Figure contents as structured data
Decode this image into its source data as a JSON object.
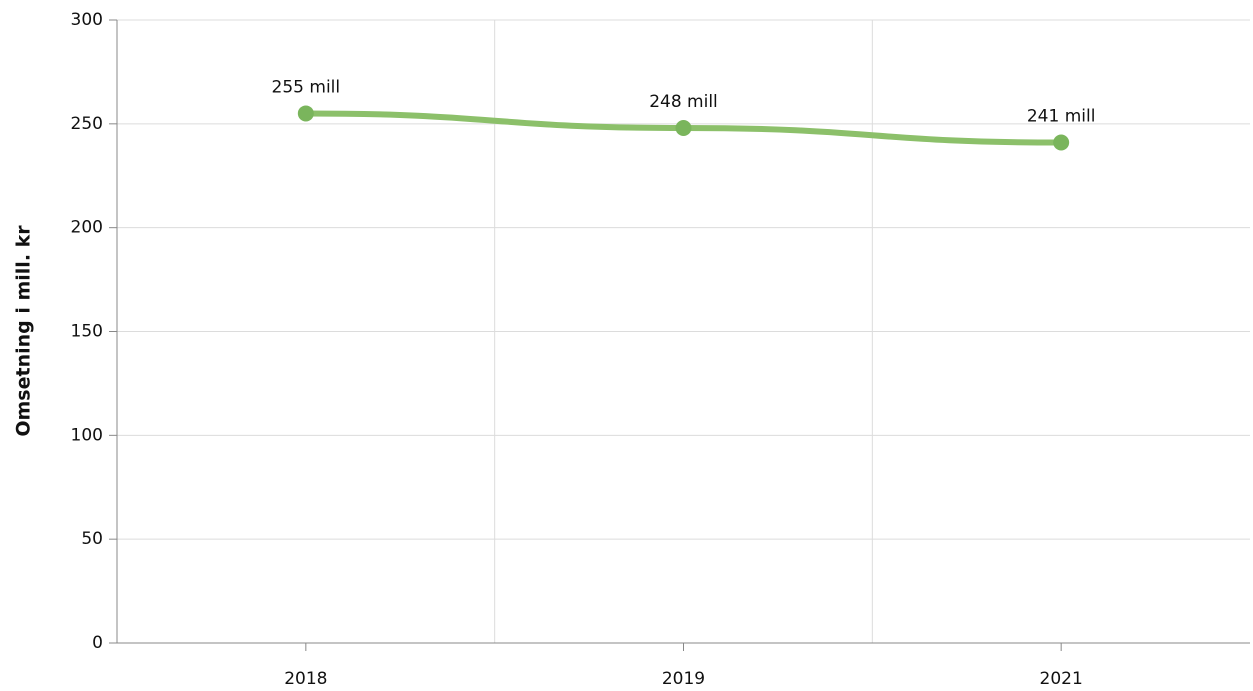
{
  "chart_data": {
    "type": "line",
    "y_axis_label": "Omsetning i mill. kr",
    "categories": [
      "2018",
      "2019",
      "2021"
    ],
    "values": [
      255,
      248,
      241
    ],
    "value_labels": [
      "255 mill",
      "248 mill",
      "241 mill"
    ],
    "color": "#8cc06a",
    "marker_color": "#7ab55c",
    "ylim": [
      0,
      300
    ],
    "yticks": [
      0,
      50,
      100,
      150,
      200,
      250,
      300
    ],
    "grid": true
  }
}
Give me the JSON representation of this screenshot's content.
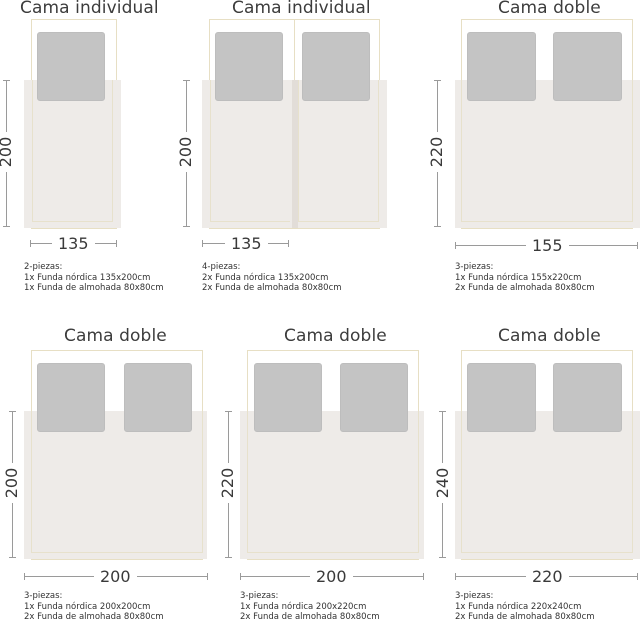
{
  "panels": [
    {
      "title": "Cama individual",
      "height_label": "200",
      "width_label": "135",
      "description": [
        "2-piezas:",
        "1x Funda nórdica 135x200cm",
        "1x Funda de almohada 80x80cm"
      ]
    },
    {
      "title": "Cama individual",
      "height_label": "200",
      "width_label": "135",
      "description": [
        "4-piezas:",
        "2x Funda nórdica 135x200cm",
        "2x Funda de almohada 80x80cm"
      ]
    },
    {
      "title": "Cama doble",
      "height_label": "220",
      "width_label": "155",
      "description": [
        "3-piezas:",
        "1x Funda nórdica 155x220cm",
        "2x Funda de almohada 80x80cm"
      ]
    },
    {
      "title": "Cama doble",
      "height_label": "200",
      "width_label": "200",
      "description": [
        "3-piezas:",
        "1x Funda nórdica 200x200cm",
        "2x Funda de almohada 80x80cm"
      ]
    },
    {
      "title": "Cama doble",
      "height_label": "220",
      "width_label": "200",
      "description": [
        "3-piezas:",
        "1x Funda nórdica 200x220cm",
        "2x Funda de almohada 80x80cm"
      ]
    },
    {
      "title": "Cama doble",
      "height_label": "240",
      "width_label": "220",
      "description": [
        "3-piezas:",
        "1x Funda nórdica 220x240cm",
        "2x Funda de almohada 80x80cm"
      ]
    }
  ],
  "colors": {
    "duvet": "#eeebe8",
    "pillow": "#c4c4c4",
    "frame": "#e7dfc4",
    "dimension_line": "#9a9a9a"
  }
}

▶ **What you need to do**:
With pictures omitted, copy exactly the lines from the one containing "Give me the" through the final line of the listing, both included.

▶ **Correct response**:
Give me the JSON representation of this screenshot's content.
{
  "panels": [
    {
      "title": "Cama individual",
      "height_label": "200",
      "width_label": "135",
      "description": [
        "2-piezas:",
        "1x Funda nórdica 135x200cm",
        "1x Funda de almohada 80x80cm"
      ]
    },
    {
      "title": "Cama individual",
      "height_label": "200",
      "width_label": "135",
      "description": [
        "4-piezas:",
        "2x Funda nórdica 135x200cm",
        "2x Funda de almohada 80x80cm"
      ]
    },
    {
      "title": "Cama doble",
      "height_label": "220",
      "width_label": "155",
      "description": [
        "3-piezas:",
        "1x Funda nórdica 155x220cm",
        "2x Funda de almohada 80x80cm"
      ]
    },
    {
      "title": "Cama doble",
      "height_label": "200",
      "width_label": "200",
      "description": [
        "3-piezas:",
        "1x Funda nórdica 200x200cm",
        "2x Funda de almohada 80x80cm"
      ]
    },
    {
      "title": "Cama doble",
      "height_label": "220",
      "width_label": "200",
      "description": [
        "3-piezas:",
        "1x Funda nórdica 200x220cm",
        "2x Funda de almohada 80x80cm"
      ]
    },
    {
      "title": "Cama doble",
      "height_label": "240",
      "width_label": "220",
      "description": [
        "3-piezas:",
        "1x Funda nórdica 220x240cm",
        "2x Funda de almohada 80x80cm"
      ]
    }
  ],
  "colors": {
    "duvet": "#eeebe8",
    "pillow": "#c4c4c4",
    "frame": "#e7dfc4",
    "dimension_line": "#9a9a9a"
  }
}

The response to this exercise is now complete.